---------- TEXTE RETENU ----------

La goutte qui fait déborder le vazo

Les décisions du conseil se sont heurtées à de vives protestations du public et ont entraîné un boycott national de l’enseignement au cours du semestre dernier. Du jamais vu depuis plusieurs décennies. Le slogan? « Éducation laïque et scientifique ». La coalition de nombreux syndicats et partis politiques qui a soutenu ce boycott a déclaré que les manifestations se multiplieraient au cours du prochain semestre si le gouvernement ne faisait pas marche arrière. Ce qu’il n’a pas fait. Les 13 années de gouvernement de l’AKP ont à ce point engagé le système éducatif sur la voie de l’islamisation que l’éducation a été l’un des cinq obstacles à la formation d’une coalition entre l’AKP et le CHP, social-démocrate, principal parti de l’opposition. Après les élections législatives du 7 juin et du 1er novembre, difficile de savoir dans quelle mesure l’issue du dernier scrutin influencera l’avenir de l’éducation. Mais les citoyens sont organisés et prêts à descendre dans la rue si le gouvernement ne revient pas sur sa décision.

 


(1) Extrait de l’article 2 de la Constitution turque de 1982.

(2) Parti de la justice et du développement.

---------- EXTRAIT DES DONNÉES ----------

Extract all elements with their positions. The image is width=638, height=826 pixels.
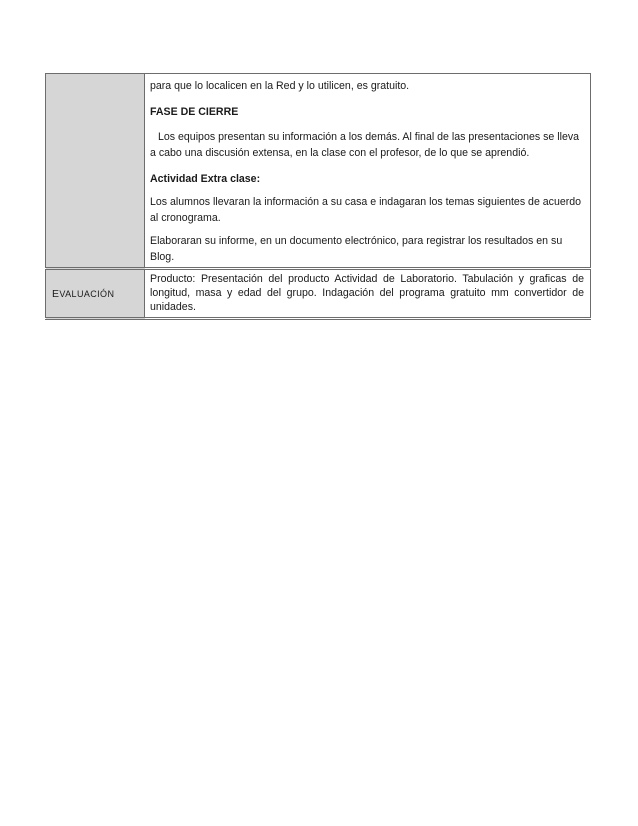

----------
---------- EXTRAIT DES DONNÉES ----------

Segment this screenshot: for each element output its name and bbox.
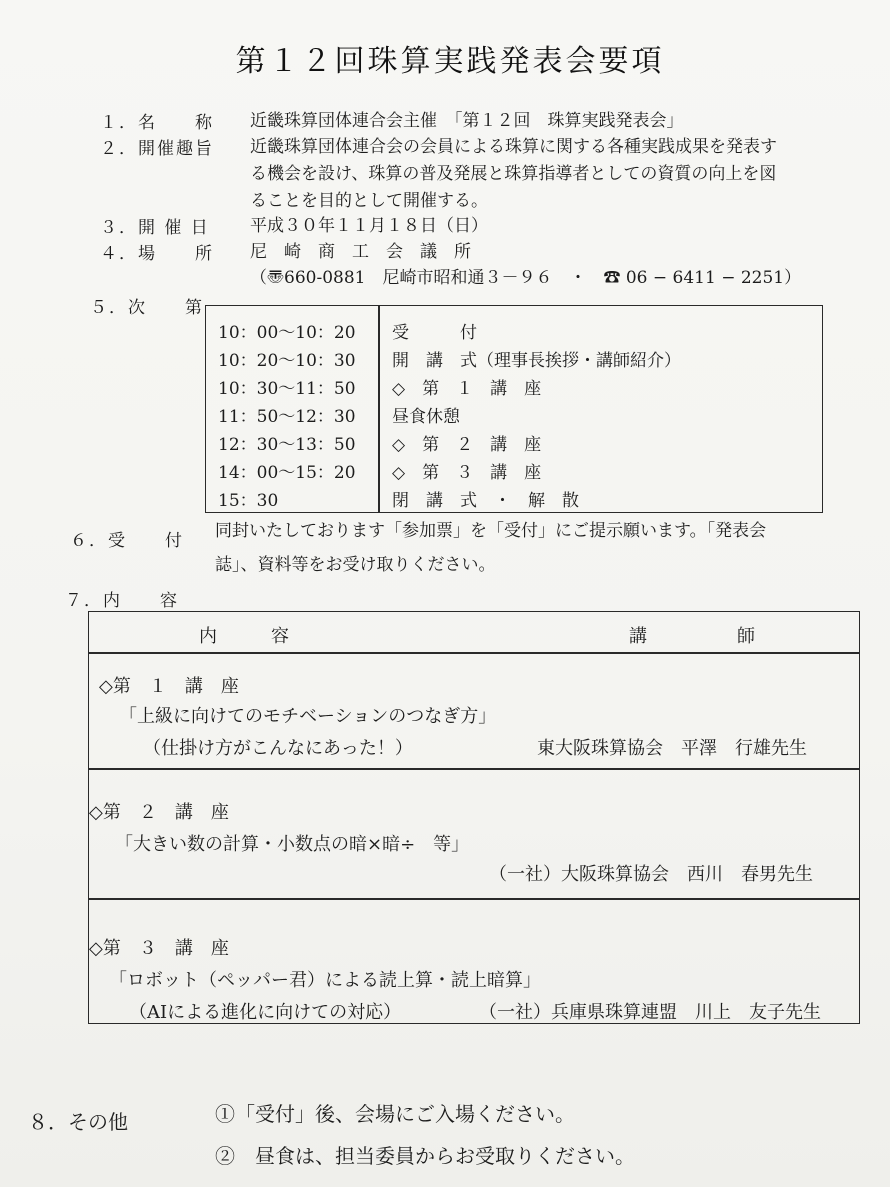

----------

OBJECTIF »
Traduisez en anglais cette phrase du texte sur le boycott de l’enseignement : « Mais les citoyens sont organisés et prêts à descendre dans la rue si le gouvernement ne revient pas sur sa décision. » Seul le texte doit servir de source.

RÉPONSE »
But citizens are organized and ready to take to the streets if the government does not reverse its decision.